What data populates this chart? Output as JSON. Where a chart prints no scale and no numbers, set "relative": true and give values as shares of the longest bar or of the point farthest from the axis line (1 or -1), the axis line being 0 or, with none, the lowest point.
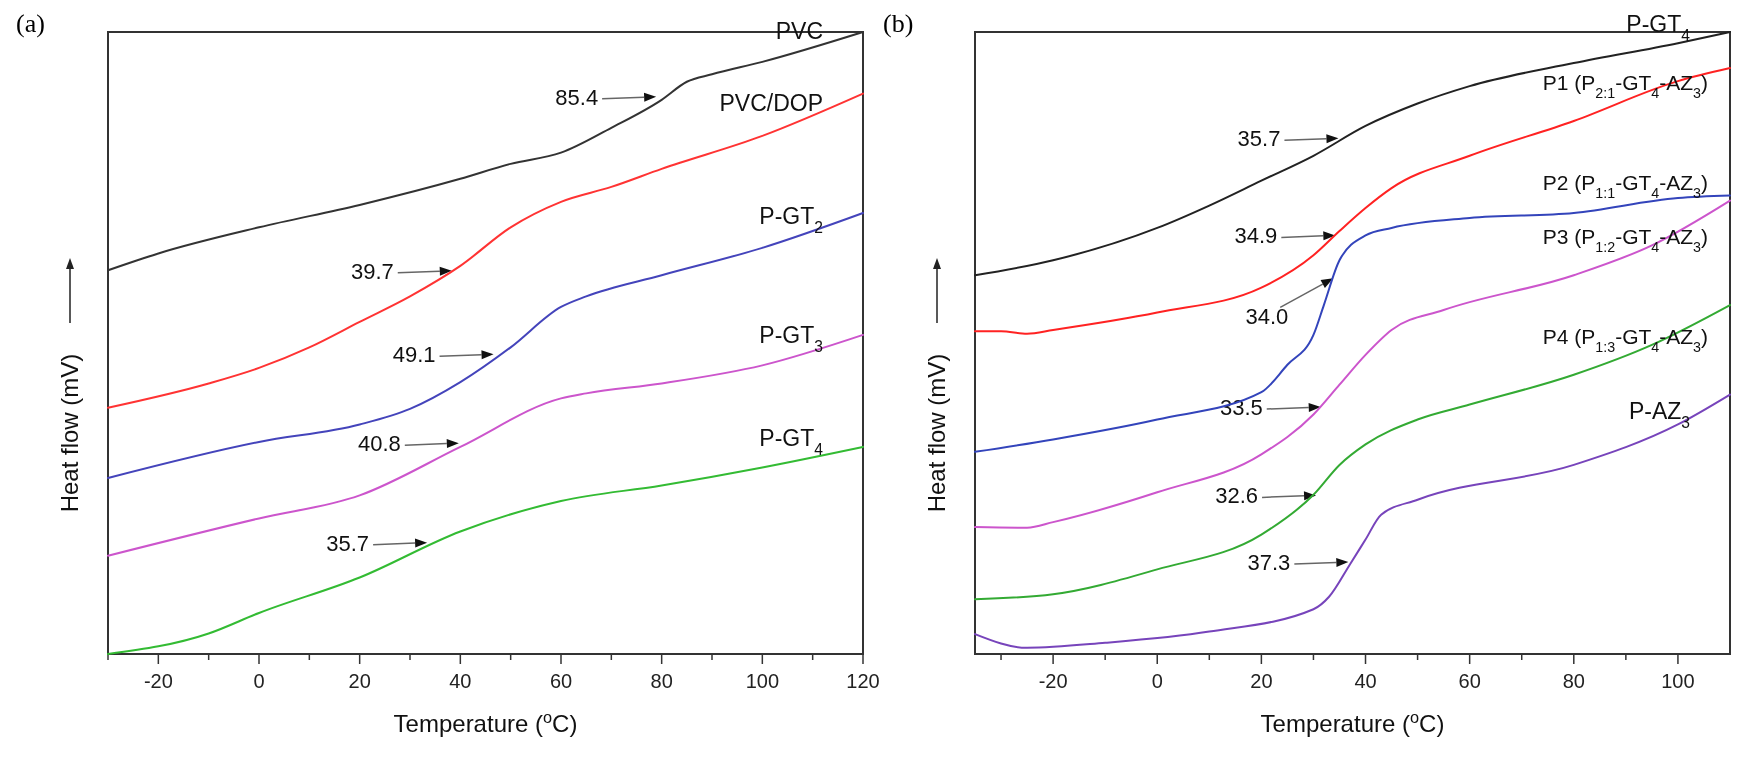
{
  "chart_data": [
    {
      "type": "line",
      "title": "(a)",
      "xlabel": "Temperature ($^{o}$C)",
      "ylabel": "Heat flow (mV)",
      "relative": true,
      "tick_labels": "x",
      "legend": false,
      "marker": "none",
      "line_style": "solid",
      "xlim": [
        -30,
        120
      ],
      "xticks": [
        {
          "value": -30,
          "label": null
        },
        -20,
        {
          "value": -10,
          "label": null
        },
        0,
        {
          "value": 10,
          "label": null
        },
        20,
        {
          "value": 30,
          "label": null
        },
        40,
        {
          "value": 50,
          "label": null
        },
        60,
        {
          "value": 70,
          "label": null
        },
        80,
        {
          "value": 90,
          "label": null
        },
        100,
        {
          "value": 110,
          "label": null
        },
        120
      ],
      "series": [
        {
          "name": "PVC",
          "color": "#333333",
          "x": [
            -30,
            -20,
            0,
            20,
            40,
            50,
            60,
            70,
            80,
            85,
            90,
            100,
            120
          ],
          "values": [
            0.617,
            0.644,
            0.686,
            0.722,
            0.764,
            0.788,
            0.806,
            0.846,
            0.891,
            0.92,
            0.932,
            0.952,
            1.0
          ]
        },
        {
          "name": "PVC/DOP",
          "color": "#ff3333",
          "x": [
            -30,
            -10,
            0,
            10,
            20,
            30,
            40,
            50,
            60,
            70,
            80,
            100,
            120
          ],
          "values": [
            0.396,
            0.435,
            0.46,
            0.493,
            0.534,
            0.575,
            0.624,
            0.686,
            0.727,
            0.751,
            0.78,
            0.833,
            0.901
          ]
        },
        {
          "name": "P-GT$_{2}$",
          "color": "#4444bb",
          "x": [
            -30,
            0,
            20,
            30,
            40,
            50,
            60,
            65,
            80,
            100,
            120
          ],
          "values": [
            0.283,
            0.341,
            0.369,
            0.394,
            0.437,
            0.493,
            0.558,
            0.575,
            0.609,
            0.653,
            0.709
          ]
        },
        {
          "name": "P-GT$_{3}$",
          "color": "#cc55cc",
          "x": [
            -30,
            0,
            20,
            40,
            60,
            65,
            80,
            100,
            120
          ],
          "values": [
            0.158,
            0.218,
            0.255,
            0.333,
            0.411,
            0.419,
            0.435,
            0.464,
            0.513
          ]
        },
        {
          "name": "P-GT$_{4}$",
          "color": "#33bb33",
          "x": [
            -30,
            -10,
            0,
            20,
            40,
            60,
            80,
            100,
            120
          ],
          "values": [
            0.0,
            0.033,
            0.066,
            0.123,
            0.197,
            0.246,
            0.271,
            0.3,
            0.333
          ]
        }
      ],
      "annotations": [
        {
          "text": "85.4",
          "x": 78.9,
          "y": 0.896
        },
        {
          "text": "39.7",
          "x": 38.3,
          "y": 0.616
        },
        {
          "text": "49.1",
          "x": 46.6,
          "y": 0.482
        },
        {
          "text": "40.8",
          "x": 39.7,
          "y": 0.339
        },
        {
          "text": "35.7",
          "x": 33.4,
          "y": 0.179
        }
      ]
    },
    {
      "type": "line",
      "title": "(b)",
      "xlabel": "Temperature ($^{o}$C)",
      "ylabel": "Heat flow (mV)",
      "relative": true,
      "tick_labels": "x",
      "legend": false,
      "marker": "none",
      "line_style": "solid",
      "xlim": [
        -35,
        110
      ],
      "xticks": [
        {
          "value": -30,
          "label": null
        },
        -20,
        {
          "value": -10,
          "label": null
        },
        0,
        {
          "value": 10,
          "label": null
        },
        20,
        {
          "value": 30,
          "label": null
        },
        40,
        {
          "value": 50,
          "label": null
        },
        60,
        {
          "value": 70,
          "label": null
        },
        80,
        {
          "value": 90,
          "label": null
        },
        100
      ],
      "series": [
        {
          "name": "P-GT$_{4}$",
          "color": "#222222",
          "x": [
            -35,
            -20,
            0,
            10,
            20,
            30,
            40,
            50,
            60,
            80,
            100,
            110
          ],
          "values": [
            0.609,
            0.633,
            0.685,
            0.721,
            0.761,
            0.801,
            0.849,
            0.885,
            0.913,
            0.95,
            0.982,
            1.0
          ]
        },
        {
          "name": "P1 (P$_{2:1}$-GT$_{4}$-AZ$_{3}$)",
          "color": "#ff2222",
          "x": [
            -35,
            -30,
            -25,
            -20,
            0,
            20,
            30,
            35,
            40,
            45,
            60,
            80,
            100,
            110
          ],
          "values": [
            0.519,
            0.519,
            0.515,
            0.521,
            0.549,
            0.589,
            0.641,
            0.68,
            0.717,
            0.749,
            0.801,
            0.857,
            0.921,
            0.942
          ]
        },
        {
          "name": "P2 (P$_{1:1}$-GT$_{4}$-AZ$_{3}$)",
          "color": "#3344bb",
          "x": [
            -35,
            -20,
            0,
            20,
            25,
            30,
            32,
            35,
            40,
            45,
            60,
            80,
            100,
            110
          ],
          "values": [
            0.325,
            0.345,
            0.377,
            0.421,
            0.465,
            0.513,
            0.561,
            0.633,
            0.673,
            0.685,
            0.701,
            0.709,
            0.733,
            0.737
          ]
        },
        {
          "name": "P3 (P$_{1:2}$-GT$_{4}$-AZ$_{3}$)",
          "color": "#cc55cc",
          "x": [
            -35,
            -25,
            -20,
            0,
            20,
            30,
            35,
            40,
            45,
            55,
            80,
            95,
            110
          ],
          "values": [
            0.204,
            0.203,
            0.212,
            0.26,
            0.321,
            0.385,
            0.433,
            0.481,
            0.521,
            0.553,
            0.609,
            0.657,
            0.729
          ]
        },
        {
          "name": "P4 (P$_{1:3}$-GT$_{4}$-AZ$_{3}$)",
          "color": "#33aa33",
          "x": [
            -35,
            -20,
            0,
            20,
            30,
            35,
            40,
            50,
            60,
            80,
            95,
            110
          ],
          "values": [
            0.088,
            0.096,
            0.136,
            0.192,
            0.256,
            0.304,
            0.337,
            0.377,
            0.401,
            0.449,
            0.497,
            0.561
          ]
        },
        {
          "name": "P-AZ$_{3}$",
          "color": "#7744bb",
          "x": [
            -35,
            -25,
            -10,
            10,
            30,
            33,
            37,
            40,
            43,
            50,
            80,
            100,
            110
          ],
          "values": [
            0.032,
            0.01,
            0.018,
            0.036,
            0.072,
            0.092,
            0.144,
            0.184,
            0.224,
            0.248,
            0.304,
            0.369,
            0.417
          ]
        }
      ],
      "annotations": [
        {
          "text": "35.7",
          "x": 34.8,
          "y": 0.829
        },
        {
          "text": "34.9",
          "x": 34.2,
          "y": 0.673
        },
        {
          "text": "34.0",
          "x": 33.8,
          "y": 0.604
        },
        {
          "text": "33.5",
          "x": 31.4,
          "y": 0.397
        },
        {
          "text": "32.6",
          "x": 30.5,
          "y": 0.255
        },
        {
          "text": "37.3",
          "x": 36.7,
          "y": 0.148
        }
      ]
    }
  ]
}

* * * *

**Exercise task**.
Extract the full listing exactly, with the pictures left out.

**Solution to this task**.
What data populates this chart? Output as JSON. Where a chart prints no scale and no numbers, set "relative": true and give values as shares of the longest bar or of the point farthest from the axis line (1 or -1), the axis line being 0 or, with none, the lowest point.
{
  "chart_data": [
    {
      "type": "line",
      "title": "(a)",
      "xlabel": "Temperature ($^{o}$C)",
      "ylabel": "Heat flow (mV)",
      "relative": true,
      "tick_labels": "x",
      "legend": false,
      "marker": "none",
      "line_style": "solid",
      "xlim": [
        -30,
        120
      ],
      "xticks": [
        {
          "value": -30,
          "label": null
        },
        -20,
        {
          "value": -10,
          "label": null
        },
        0,
        {
          "value": 10,
          "label": null
        },
        20,
        {
          "value": 30,
          "label": null
        },
        40,
        {
          "value": 50,
          "label": null
        },
        60,
        {
          "value": 70,
          "label": null
        },
        80,
        {
          "value": 90,
          "label": null
        },
        100,
        {
          "value": 110,
          "label": null
        },
        120
      ],
      "series": [
        {
          "name": "PVC",
          "color": "#333333",
          "x": [
            -30,
            -20,
            0,
            20,
            40,
            50,
            60,
            70,
            80,
            85,
            90,
            100,
            120
          ],
          "values": [
            0.617,
            0.644,
            0.686,
            0.722,
            0.764,
            0.788,
            0.806,
            0.846,
            0.891,
            0.92,
            0.932,
            0.952,
            1.0
          ]
        },
        {
          "name": "PVC/DOP",
          "color": "#ff3333",
          "x": [
            -30,
            -10,
            0,
            10,
            20,
            30,
            40,
            50,
            60,
            70,
            80,
            100,
            120
          ],
          "values": [
            0.396,
            0.435,
            0.46,
            0.493,
            0.534,
            0.575,
            0.624,
            0.686,
            0.727,
            0.751,
            0.78,
            0.833,
            0.901
          ]
        },
        {
          "name": "P-GT$_{2}$",
          "color": "#4444bb",
          "x": [
            -30,
            0,
            20,
            30,
            40,
            50,
            60,
            65,
            80,
            100,
            120
          ],
          "values": [
            0.283,
            0.341,
            0.369,
            0.394,
            0.437,
            0.493,
            0.558,
            0.575,
            0.609,
            0.653,
            0.709
          ]
        },
        {
          "name": "P-GT$_{3}$",
          "color": "#cc55cc",
          "x": [
            -30,
            0,
            20,
            40,
            60,
            65,
            80,
            100,
            120
          ],
          "values": [
            0.158,
            0.218,
            0.255,
            0.333,
            0.411,
            0.419,
            0.435,
            0.464,
            0.513
          ]
        },
        {
          "name": "P-GT$_{4}$",
          "color": "#33bb33",
          "x": [
            -30,
            -10,
            0,
            20,
            40,
            60,
            80,
            100,
            120
          ],
          "values": [
            0.0,
            0.033,
            0.066,
            0.123,
            0.197,
            0.246,
            0.271,
            0.3,
            0.333
          ]
        }
      ],
      "annotations": [
        {
          "text": "85.4",
          "x": 78.9,
          "y": 0.896
        },
        {
          "text": "39.7",
          "x": 38.3,
          "y": 0.616
        },
        {
          "text": "49.1",
          "x": 46.6,
          "y": 0.482
        },
        {
          "text": "40.8",
          "x": 39.7,
          "y": 0.339
        },
        {
          "text": "35.7",
          "x": 33.4,
          "y": 0.179
        }
      ]
    },
    {
      "type": "line",
      "title": "(b)",
      "xlabel": "Temperature ($^{o}$C)",
      "ylabel": "Heat flow (mV)",
      "relative": true,
      "tick_labels": "x",
      "legend": false,
      "marker": "none",
      "line_style": "solid",
      "xlim": [
        -35,
        110
      ],
      "xticks": [
        {
          "value": -30,
          "label": null
        },
        -20,
        {
          "value": -10,
          "label": null
        },
        0,
        {
          "value": 10,
          "label": null
        },
        20,
        {
          "value": 30,
          "label": null
        },
        40,
        {
          "value": 50,
          "label": null
        },
        60,
        {
          "value": 70,
          "label": null
        },
        80,
        {
          "value": 90,
          "label": null
        },
        100
      ],
      "series": [
        {
          "name": "P-GT$_{4}$",
          "color": "#222222",
          "x": [
            -35,
            -20,
            0,
            10,
            20,
            30,
            40,
            50,
            60,
            80,
            100,
            110
          ],
          "values": [
            0.609,
            0.633,
            0.685,
            0.721,
            0.761,
            0.801,
            0.849,
            0.885,
            0.913,
            0.95,
            0.982,
            1.0
          ]
        },
        {
          "name": "P1 (P$_{2:1}$-GT$_{4}$-AZ$_{3}$)",
          "color": "#ff2222",
          "x": [
            -35,
            -30,
            -25,
            -20,
            0,
            20,
            30,
            35,
            40,
            45,
            60,
            80,
            100,
            110
          ],
          "values": [
            0.519,
            0.519,
            0.515,
            0.521,
            0.549,
            0.589,
            0.641,
            0.68,
            0.717,
            0.749,
            0.801,
            0.857,
            0.921,
            0.942
          ]
        },
        {
          "name": "P2 (P$_{1:1}$-GT$_{4}$-AZ$_{3}$)",
          "color": "#3344bb",
          "x": [
            -35,
            -20,
            0,
            20,
            25,
            30,
            32,
            35,
            40,
            45,
            60,
            80,
            100,
            110
          ],
          "values": [
            0.325,
            0.345,
            0.377,
            0.421,
            0.465,
            0.513,
            0.561,
            0.633,
            0.673,
            0.685,
            0.701,
            0.709,
            0.733,
            0.737
          ]
        },
        {
          "name": "P3 (P$_{1:2}$-GT$_{4}$-AZ$_{3}$)",
          "color": "#cc55cc",
          "x": [
            -35,
            -25,
            -20,
            0,
            20,
            30,
            35,
            40,
            45,
            55,
            80,
            95,
            110
          ],
          "values": [
            0.204,
            0.203,
            0.212,
            0.26,
            0.321,
            0.385,
            0.433,
            0.481,
            0.521,
            0.553,
            0.609,
            0.657,
            0.729
          ]
        },
        {
          "name": "P4 (P$_{1:3}$-GT$_{4}$-AZ$_{3}$)",
          "color": "#33aa33",
          "x": [
            -35,
            -20,
            0,
            20,
            30,
            35,
            40,
            50,
            60,
            80,
            95,
            110
          ],
          "values": [
            0.088,
            0.096,
            0.136,
            0.192,
            0.256,
            0.304,
            0.337,
            0.377,
            0.401,
            0.449,
            0.497,
            0.561
          ]
        },
        {
          "name": "P-AZ$_{3}$",
          "color": "#7744bb",
          "x": [
            -35,
            -25,
            -10,
            10,
            30,
            33,
            37,
            40,
            43,
            50,
            80,
            100,
            110
          ],
          "values": [
            0.032,
            0.01,
            0.018,
            0.036,
            0.072,
            0.092,
            0.144,
            0.184,
            0.224,
            0.248,
            0.304,
            0.369,
            0.417
          ]
        }
      ],
      "annotations": [
        {
          "text": "35.7",
          "x": 34.8,
          "y": 0.829
        },
        {
          "text": "34.9",
          "x": 34.2,
          "y": 0.673
        },
        {
          "text": "34.0",
          "x": 33.8,
          "y": 0.604
        },
        {
          "text": "33.5",
          "x": 31.4,
          "y": 0.397
        },
        {
          "text": "32.6",
          "x": 30.5,
          "y": 0.255
        },
        {
          "text": "37.3",
          "x": 36.7,
          "y": 0.148
        }
      ]
    }
  ]
}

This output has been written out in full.